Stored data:
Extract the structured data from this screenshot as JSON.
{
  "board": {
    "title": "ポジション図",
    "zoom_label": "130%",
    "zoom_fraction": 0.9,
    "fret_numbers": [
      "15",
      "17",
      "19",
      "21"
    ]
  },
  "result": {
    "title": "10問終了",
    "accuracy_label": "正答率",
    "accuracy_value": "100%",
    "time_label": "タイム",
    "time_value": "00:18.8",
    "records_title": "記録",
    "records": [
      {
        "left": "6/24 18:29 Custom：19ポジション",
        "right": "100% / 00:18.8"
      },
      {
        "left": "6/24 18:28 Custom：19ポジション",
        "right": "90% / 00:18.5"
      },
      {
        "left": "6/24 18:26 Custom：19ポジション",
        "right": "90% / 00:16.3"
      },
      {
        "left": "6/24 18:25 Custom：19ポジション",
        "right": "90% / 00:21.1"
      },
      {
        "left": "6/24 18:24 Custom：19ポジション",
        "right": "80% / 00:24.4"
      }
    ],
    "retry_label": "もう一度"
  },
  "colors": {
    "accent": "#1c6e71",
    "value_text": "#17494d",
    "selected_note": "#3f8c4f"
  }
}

==

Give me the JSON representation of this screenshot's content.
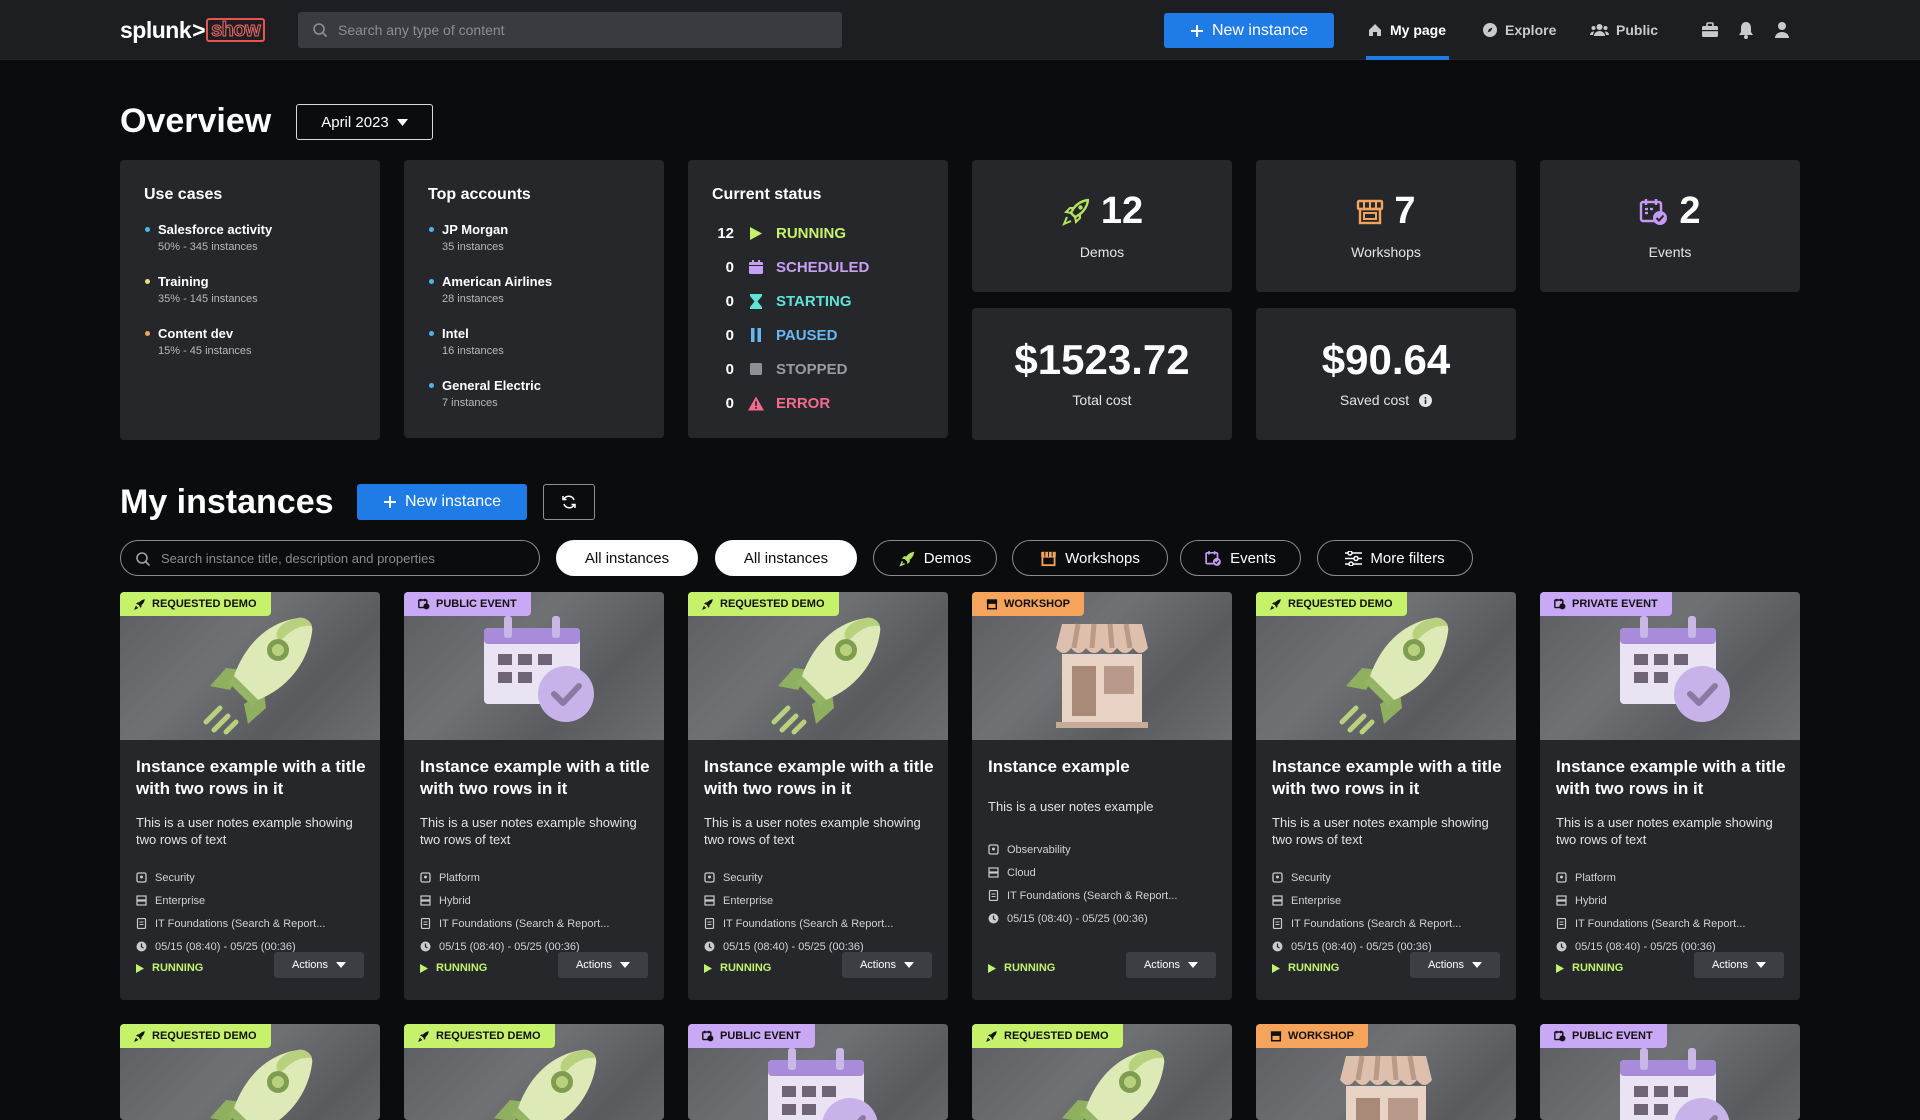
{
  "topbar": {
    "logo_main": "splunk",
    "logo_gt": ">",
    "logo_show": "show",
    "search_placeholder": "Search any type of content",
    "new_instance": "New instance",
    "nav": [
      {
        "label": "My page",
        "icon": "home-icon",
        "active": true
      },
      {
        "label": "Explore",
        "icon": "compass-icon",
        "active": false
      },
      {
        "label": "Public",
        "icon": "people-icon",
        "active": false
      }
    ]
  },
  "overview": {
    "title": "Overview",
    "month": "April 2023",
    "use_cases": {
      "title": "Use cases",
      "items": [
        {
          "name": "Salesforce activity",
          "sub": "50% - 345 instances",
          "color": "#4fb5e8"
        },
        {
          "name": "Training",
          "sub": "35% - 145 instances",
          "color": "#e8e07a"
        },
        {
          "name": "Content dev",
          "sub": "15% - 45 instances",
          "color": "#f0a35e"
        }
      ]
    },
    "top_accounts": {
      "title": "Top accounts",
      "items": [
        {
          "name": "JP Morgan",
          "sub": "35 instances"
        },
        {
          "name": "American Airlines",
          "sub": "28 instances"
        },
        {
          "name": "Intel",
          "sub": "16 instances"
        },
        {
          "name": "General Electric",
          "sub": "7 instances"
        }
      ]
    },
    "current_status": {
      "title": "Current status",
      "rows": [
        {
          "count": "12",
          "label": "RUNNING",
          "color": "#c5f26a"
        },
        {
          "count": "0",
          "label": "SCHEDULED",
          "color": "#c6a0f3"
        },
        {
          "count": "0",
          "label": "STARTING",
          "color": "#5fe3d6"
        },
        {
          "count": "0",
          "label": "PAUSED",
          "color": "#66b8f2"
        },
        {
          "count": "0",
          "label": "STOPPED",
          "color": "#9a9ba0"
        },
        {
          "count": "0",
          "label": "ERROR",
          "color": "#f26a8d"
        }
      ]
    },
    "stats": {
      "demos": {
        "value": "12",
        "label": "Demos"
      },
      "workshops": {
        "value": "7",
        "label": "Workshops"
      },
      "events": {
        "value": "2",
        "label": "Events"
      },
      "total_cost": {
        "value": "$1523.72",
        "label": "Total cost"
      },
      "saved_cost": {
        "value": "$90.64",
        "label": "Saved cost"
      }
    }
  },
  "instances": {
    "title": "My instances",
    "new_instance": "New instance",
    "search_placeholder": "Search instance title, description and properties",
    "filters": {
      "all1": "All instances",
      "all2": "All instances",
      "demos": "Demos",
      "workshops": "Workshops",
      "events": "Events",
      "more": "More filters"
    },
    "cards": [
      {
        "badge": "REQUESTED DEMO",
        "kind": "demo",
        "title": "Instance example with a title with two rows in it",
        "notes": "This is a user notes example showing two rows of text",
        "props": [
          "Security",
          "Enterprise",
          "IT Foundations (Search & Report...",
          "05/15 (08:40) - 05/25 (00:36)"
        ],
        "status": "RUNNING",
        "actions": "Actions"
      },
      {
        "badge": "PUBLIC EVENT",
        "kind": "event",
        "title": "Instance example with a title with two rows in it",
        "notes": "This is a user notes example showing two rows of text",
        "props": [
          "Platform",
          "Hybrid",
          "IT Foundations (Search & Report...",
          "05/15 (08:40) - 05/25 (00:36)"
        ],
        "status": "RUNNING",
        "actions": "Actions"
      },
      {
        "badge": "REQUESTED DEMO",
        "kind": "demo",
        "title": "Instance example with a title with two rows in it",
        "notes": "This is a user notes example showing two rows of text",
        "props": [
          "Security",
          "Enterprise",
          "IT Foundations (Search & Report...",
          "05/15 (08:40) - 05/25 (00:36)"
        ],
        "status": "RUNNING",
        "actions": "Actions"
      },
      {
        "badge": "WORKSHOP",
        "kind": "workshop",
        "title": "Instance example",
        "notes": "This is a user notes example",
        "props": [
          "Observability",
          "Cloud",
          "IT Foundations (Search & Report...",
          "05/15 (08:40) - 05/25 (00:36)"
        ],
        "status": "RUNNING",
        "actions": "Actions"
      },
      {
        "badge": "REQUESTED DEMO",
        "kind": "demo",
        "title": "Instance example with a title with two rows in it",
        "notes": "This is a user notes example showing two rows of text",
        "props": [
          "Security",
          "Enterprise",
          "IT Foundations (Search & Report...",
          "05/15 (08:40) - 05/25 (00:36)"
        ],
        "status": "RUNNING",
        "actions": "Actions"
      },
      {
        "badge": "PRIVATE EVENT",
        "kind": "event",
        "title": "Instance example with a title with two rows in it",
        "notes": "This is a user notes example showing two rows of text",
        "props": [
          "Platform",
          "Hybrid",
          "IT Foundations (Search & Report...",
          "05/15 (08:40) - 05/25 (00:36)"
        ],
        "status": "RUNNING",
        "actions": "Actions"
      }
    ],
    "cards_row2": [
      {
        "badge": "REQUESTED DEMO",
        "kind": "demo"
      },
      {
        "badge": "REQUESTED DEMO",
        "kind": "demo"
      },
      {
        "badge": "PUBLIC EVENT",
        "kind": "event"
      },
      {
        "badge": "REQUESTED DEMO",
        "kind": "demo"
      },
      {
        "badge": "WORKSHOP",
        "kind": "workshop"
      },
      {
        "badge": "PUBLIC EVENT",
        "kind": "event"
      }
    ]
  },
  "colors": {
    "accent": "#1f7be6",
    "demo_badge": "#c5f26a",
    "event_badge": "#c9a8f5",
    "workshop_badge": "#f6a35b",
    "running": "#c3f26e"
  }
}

==

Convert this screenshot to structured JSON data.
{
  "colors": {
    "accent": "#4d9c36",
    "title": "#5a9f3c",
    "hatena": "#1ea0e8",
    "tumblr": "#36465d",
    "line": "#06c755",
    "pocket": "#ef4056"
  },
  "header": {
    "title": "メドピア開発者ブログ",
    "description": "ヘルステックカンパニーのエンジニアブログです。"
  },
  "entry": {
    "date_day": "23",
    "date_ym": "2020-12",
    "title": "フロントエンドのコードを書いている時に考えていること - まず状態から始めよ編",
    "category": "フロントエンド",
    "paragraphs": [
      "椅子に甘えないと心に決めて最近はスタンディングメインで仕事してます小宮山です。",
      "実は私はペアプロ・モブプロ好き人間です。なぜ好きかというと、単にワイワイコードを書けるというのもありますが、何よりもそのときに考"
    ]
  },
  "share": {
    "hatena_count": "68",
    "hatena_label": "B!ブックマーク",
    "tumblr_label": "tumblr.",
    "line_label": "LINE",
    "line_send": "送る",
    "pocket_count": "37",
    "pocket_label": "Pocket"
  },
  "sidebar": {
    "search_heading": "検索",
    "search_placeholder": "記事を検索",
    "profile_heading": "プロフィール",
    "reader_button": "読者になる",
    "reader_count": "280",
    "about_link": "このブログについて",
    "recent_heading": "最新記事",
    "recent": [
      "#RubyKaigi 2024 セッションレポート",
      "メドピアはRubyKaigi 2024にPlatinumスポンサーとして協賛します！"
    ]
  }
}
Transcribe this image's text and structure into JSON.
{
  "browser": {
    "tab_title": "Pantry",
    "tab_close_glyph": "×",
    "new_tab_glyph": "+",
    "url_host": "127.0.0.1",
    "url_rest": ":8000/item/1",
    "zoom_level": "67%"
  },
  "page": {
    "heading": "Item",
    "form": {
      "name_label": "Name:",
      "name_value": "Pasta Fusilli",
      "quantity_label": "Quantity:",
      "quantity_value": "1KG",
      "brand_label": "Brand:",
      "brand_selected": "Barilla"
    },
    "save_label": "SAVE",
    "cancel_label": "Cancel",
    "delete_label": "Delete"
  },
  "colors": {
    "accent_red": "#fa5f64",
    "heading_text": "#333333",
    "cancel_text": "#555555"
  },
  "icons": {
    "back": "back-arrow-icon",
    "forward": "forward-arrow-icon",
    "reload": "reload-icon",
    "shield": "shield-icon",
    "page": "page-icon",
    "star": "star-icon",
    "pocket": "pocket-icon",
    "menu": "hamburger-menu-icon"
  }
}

Task to complete:
In the records above, locate each line with the word "description". Copy all such lines.

Final answer:
    "search_placeholder": "Search instance title, description and properties",
    "description": "ヘルステックカンパニーのエンジニアブログです。"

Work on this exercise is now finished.